▶ **DO THIS**:
The entries below need to be written out exactly, with no pictures included.

Stored records
__________
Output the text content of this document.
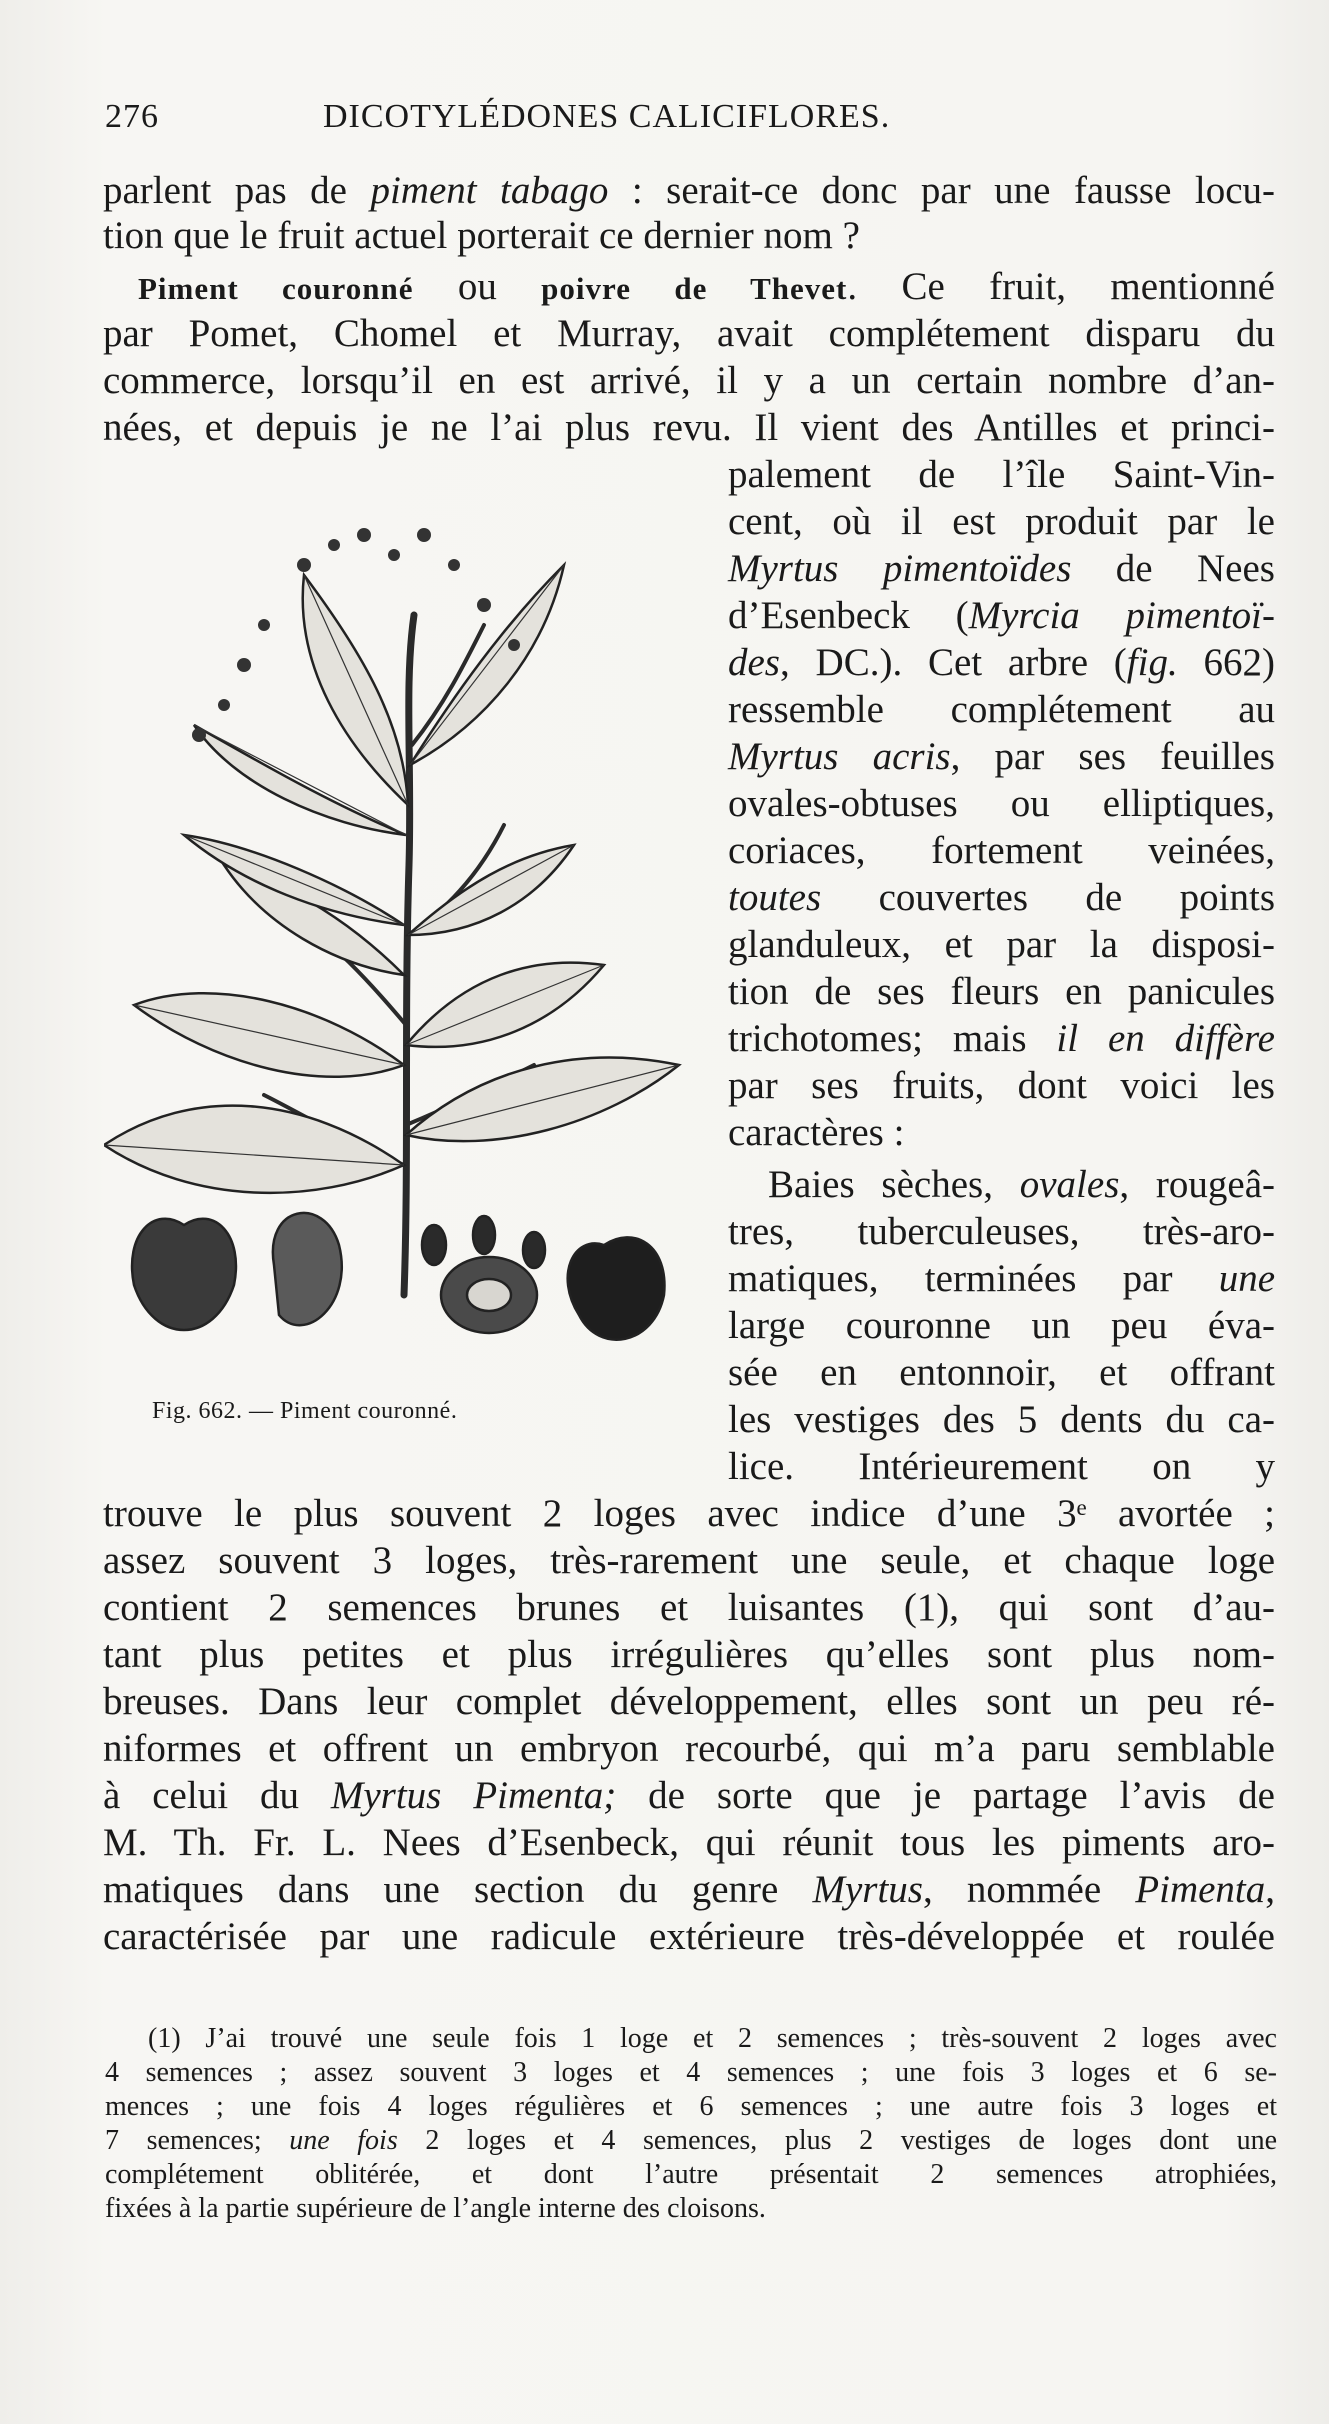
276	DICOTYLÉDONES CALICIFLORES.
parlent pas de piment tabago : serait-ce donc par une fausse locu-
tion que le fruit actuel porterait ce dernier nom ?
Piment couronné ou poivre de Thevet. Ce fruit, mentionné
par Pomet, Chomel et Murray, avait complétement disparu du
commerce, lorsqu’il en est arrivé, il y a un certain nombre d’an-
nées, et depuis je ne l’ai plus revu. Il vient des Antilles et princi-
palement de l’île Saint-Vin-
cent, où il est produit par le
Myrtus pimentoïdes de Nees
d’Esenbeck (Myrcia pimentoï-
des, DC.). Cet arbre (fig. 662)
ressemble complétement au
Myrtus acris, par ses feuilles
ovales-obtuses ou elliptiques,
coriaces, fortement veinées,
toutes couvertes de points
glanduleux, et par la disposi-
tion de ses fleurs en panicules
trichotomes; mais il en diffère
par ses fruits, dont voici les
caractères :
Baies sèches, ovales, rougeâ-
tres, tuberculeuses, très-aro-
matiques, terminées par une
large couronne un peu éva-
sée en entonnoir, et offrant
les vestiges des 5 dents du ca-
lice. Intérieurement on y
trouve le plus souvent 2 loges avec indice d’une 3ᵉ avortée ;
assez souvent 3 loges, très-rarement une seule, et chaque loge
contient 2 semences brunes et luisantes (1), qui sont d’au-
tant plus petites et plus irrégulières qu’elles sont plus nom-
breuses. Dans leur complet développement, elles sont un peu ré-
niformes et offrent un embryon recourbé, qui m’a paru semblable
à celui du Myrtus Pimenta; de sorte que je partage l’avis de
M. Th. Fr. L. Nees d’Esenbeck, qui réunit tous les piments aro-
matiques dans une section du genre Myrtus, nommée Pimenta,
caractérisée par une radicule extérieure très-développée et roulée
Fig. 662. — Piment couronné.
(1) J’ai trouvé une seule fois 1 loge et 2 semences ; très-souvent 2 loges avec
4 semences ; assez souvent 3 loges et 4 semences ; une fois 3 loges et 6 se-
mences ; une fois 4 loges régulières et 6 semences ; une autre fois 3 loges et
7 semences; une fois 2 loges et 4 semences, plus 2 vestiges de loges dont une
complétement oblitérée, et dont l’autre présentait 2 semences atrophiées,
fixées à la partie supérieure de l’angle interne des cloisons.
__________
▶ **THE REPLY**:
Output the text content of this document.
276	DICOTYLÉDONES CALICIFLORES.
parlent pas de piment tabago : serait-ce donc par une fausse locu-
tion que le fruit actuel porterait ce dernier nom ?
Piment couronné ou poivre de Thevet. Ce fruit, mentionné
par Pomet, Chomel et Murray, avait complétement disparu du
commerce, lorsqu’il en est arrivé, il y a un certain nombre d’an-
nées, et depuis je ne l’ai plus revu. Il vient des Antilles et princi-
palement de l’île Saint-Vin-
cent, où il est produit par le
Myrtus pimentoïdes de Nees
d’Esenbeck (Myrcia pimentoï-
des, DC.). Cet arbre (fig. 662)
ressemble complétement au
Myrtus acris, par ses feuilles
ovales-obtuses ou elliptiques,
coriaces, fortement veinées,
toutes couvertes de points
glanduleux, et par la disposi-
tion de ses fleurs en panicules
trichotomes; mais il en diffère
par ses fruits, dont voici les
caractères :
Baies sèches, ovales, rougeâ-
tres, tuberculeuses, très-aro-
matiques, terminées par une
large couronne un peu éva-
sée en entonnoir, et offrant
les vestiges des 5 dents du ca-
lice. Intérieurement on y
trouve le plus souvent 2 loges avec indice d’une 3ᵉ avortée ;
assez souvent 3 loges, très-rarement une seule, et chaque loge
contient 2 semences brunes et luisantes (1), qui sont d’au-
tant plus petites et plus irrégulières qu’elles sont plus nom-
breuses. Dans leur complet développement, elles sont un peu ré-
niformes et offrent un embryon recourbé, qui m’a paru semblable
à celui du Myrtus Pimenta; de sorte que je partage l’avis de
M. Th. Fr. L. Nees d’Esenbeck, qui réunit tous les piments aro-
matiques dans une section du genre Myrtus, nommée Pimenta,
caractérisée par une radicule extérieure très-développée et roulée
Fig. 662. — Piment couronné.
(1) J’ai trouvé une seule fois 1 loge et 2 semences ; très-souvent 2 loges avec
4 semences ; assez souvent 3 loges et 4 semences ; une fois 3 loges et 6 se-
mences ; une fois 4 loges régulières et 6 semences ; une autre fois 3 loges et
7 semences; une fois 2 loges et 4 semences, plus 2 vestiges de loges dont une
complétement oblitérée, et dont l’autre présentait 2 semences atrophiées,
fixées à la partie supérieure de l’angle interne des cloisons.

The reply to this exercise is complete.